SET PROBLEM: Below are records to be output exactly, every one of them.

==================================================

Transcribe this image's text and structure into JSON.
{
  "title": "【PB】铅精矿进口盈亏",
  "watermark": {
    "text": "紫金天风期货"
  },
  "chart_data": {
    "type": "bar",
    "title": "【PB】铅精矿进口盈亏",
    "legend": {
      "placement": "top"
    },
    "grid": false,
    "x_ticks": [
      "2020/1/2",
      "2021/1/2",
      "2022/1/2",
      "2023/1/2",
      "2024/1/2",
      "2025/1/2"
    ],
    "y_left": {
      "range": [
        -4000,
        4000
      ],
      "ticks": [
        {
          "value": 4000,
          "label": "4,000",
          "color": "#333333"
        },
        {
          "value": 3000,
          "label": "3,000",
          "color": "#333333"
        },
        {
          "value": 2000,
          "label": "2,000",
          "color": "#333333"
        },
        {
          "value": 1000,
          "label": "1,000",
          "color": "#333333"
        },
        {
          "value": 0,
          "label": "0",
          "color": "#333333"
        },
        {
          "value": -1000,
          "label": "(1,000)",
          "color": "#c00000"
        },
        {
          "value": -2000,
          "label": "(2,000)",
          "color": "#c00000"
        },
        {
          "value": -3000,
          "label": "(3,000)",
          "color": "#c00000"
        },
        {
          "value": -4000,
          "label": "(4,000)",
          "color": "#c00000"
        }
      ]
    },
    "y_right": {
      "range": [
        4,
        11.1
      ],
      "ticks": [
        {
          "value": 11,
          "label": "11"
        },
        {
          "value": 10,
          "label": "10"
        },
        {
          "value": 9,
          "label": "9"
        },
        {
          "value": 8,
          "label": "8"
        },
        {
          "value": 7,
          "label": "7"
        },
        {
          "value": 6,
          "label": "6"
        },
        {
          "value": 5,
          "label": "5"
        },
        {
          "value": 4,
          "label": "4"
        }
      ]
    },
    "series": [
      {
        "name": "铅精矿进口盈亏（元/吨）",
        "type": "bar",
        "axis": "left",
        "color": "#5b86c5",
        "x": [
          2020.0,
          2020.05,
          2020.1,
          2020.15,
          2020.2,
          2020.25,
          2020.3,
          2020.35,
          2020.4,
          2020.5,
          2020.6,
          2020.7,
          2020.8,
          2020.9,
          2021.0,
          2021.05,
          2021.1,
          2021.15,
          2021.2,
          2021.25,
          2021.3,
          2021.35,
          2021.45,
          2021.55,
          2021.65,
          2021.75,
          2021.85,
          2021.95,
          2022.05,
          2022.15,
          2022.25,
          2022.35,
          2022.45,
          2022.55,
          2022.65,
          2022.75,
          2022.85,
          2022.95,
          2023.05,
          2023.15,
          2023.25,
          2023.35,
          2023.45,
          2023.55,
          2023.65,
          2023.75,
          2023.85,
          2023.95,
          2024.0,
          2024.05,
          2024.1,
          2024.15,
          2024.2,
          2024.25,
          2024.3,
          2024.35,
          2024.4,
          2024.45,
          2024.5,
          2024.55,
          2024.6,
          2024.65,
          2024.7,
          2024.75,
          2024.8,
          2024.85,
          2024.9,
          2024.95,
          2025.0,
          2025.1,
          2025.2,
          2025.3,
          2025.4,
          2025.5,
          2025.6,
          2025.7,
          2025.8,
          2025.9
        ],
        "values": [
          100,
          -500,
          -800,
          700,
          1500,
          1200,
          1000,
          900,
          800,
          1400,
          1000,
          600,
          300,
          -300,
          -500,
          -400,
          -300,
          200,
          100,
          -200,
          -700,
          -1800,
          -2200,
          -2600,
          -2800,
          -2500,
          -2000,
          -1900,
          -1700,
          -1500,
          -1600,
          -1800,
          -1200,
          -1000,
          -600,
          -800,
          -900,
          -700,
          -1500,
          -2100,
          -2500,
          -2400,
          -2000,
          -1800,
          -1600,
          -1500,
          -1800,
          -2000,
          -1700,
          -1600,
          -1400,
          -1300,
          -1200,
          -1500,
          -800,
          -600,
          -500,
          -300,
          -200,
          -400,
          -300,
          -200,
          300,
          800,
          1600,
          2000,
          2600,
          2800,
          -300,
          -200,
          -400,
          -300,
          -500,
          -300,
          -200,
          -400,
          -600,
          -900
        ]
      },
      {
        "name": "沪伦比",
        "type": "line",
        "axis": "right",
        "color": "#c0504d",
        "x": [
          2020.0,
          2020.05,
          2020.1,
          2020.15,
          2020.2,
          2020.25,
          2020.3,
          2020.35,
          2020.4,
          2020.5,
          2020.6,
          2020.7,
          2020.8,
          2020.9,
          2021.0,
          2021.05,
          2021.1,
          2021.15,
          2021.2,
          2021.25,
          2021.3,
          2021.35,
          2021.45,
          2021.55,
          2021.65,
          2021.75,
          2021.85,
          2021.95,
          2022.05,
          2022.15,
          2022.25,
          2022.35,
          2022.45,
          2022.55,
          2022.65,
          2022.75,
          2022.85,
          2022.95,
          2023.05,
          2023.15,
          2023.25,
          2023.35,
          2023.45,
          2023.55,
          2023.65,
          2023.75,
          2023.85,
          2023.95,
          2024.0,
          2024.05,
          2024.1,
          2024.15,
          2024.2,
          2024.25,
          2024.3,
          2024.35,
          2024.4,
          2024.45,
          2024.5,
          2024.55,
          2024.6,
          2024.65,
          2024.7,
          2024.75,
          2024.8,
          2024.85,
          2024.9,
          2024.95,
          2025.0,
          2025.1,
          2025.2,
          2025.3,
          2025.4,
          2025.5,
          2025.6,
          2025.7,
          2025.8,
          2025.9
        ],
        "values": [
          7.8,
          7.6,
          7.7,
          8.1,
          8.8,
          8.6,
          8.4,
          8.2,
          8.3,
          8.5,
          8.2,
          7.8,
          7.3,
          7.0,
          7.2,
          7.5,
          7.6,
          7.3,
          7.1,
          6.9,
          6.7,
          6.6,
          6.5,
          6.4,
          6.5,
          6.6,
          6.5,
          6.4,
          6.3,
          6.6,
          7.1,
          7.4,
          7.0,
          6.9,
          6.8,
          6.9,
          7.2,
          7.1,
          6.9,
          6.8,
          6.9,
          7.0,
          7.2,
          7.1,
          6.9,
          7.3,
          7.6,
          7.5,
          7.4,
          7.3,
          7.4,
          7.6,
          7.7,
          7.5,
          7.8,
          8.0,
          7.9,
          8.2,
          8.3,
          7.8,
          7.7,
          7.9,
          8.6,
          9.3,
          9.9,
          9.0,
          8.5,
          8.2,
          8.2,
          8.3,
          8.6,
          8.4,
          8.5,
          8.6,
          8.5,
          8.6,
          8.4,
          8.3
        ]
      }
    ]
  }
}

==================================================

RESPONSE:
Transcribe this image's text and structure into JSON.
{
  "title": "【PB】铅精矿进口盈亏",
  "watermark": {
    "text": "紫金天风期货"
  },
  "chart_data": {
    "type": "bar",
    "title": "【PB】铅精矿进口盈亏",
    "legend": {
      "placement": "top"
    },
    "grid": false,
    "x_ticks": [
      "2020/1/2",
      "2021/1/2",
      "2022/1/2",
      "2023/1/2",
      "2024/1/2",
      "2025/1/2"
    ],
    "y_left": {
      "range": [
        -4000,
        4000
      ],
      "ticks": [
        {
          "value": 4000,
          "label": "4,000",
          "color": "#333333"
        },
        {
          "value": 3000,
          "label": "3,000",
          "color": "#333333"
        },
        {
          "value": 2000,
          "label": "2,000",
          "color": "#333333"
        },
        {
          "value": 1000,
          "label": "1,000",
          "color": "#333333"
        },
        {
          "value": 0,
          "label": "0",
          "color": "#333333"
        },
        {
          "value": -1000,
          "label": "(1,000)",
          "color": "#c00000"
        },
        {
          "value": -2000,
          "label": "(2,000)",
          "color": "#c00000"
        },
        {
          "value": -3000,
          "label": "(3,000)",
          "color": "#c00000"
        },
        {
          "value": -4000,
          "label": "(4,000)",
          "color": "#c00000"
        }
      ]
    },
    "y_right": {
      "range": [
        4,
        11.1
      ],
      "ticks": [
        {
          "value": 11,
          "label": "11"
        },
        {
          "value": 10,
          "label": "10"
        },
        {
          "value": 9,
          "label": "9"
        },
        {
          "value": 8,
          "label": "8"
        },
        {
          "value": 7,
          "label": "7"
        },
        {
          "value": 6,
          "label": "6"
        },
        {
          "value": 5,
          "label": "5"
        },
        {
          "value": 4,
          "label": "4"
        }
      ]
    },
    "series": [
      {
        "name": "铅精矿进口盈亏（元/吨）",
        "type": "bar",
        "axis": "left",
        "color": "#5b86c5",
        "x": [
          2020.0,
          2020.05,
          2020.1,
          2020.15,
          2020.2,
          2020.25,
          2020.3,
          2020.35,
          2020.4,
          2020.5,
          2020.6,
          2020.7,
          2020.8,
          2020.9,
          2021.0,
          2021.05,
          2021.1,
          2021.15,
          2021.2,
          2021.25,
          2021.3,
          2021.35,
          2021.45,
          2021.55,
          2021.65,
          2021.75,
          2021.85,
          2021.95,
          2022.05,
          2022.15,
          2022.25,
          2022.35,
          2022.45,
          2022.55,
          2022.65,
          2022.75,
          2022.85,
          2022.95,
          2023.05,
          2023.15,
          2023.25,
          2023.35,
          2023.45,
          2023.55,
          2023.65,
          2023.75,
          2023.85,
          2023.95,
          2024.0,
          2024.05,
          2024.1,
          2024.15,
          2024.2,
          2024.25,
          2024.3,
          2024.35,
          2024.4,
          2024.45,
          2024.5,
          2024.55,
          2024.6,
          2024.65,
          2024.7,
          2024.75,
          2024.8,
          2024.85,
          2024.9,
          2024.95,
          2025.0,
          2025.1,
          2025.2,
          2025.3,
          2025.4,
          2025.5,
          2025.6,
          2025.7,
          2025.8,
          2025.9
        ],
        "values": [
          100,
          -500,
          -800,
          700,
          1500,
          1200,
          1000,
          900,
          800,
          1400,
          1000,
          600,
          300,
          -300,
          -500,
          -400,
          -300,
          200,
          100,
          -200,
          -700,
          -1800,
          -2200,
          -2600,
          -2800,
          -2500,
          -2000,
          -1900,
          -1700,
          -1500,
          -1600,
          -1800,
          -1200,
          -1000,
          -600,
          -800,
          -900,
          -700,
          -1500,
          -2100,
          -2500,
          -2400,
          -2000,
          -1800,
          -1600,
          -1500,
          -1800,
          -2000,
          -1700,
          -1600,
          -1400,
          -1300,
          -1200,
          -1500,
          -800,
          -600,
          -500,
          -300,
          -200,
          -400,
          -300,
          -200,
          300,
          800,
          1600,
          2000,
          2600,
          2800,
          -300,
          -200,
          -400,
          -300,
          -500,
          -300,
          -200,
          -400,
          -600,
          -900
        ]
      },
      {
        "name": "沪伦比",
        "type": "line",
        "axis": "right",
        "color": "#c0504d",
        "x": [
          2020.0,
          2020.05,
          2020.1,
          2020.15,
          2020.2,
          2020.25,
          2020.3,
          2020.35,
          2020.4,
          2020.5,
          2020.6,
          2020.7,
          2020.8,
          2020.9,
          2021.0,
          2021.05,
          2021.1,
          2021.15,
          2021.2,
          2021.25,
          2021.3,
          2021.35,
          2021.45,
          2021.55,
          2021.65,
          2021.75,
          2021.85,
          2021.95,
          2022.05,
          2022.15,
          2022.25,
          2022.35,
          2022.45,
          2022.55,
          2022.65,
          2022.75,
          2022.85,
          2022.95,
          2023.05,
          2023.15,
          2023.25,
          2023.35,
          2023.45,
          2023.55,
          2023.65,
          2023.75,
          2023.85,
          2023.95,
          2024.0,
          2024.05,
          2024.1,
          2024.15,
          2024.2,
          2024.25,
          2024.3,
          2024.35,
          2024.4,
          2024.45,
          2024.5,
          2024.55,
          2024.6,
          2024.65,
          2024.7,
          2024.75,
          2024.8,
          2024.85,
          2024.9,
          2024.95,
          2025.0,
          2025.1,
          2025.2,
          2025.3,
          2025.4,
          2025.5,
          2025.6,
          2025.7,
          2025.8,
          2025.9
        ],
        "values": [
          7.8,
          7.6,
          7.7,
          8.1,
          8.8,
          8.6,
          8.4,
          8.2,
          8.3,
          8.5,
          8.2,
          7.8,
          7.3,
          7.0,
          7.2,
          7.5,
          7.6,
          7.3,
          7.1,
          6.9,
          6.7,
          6.6,
          6.5,
          6.4,
          6.5,
          6.6,
          6.5,
          6.4,
          6.3,
          6.6,
          7.1,
          7.4,
          7.0,
          6.9,
          6.8,
          6.9,
          7.2,
          7.1,
          6.9,
          6.8,
          6.9,
          7.0,
          7.2,
          7.1,
          6.9,
          7.3,
          7.6,
          7.5,
          7.4,
          7.3,
          7.4,
          7.6,
          7.7,
          7.5,
          7.8,
          8.0,
          7.9,
          8.2,
          8.3,
          7.8,
          7.7,
          7.9,
          8.6,
          9.3,
          9.9,
          9.0,
          8.5,
          8.2,
          8.2,
          8.3,
          8.6,
          8.4,
          8.5,
          8.6,
          8.5,
          8.6,
          8.4,
          8.3
        ]
      }
    ]
  }
}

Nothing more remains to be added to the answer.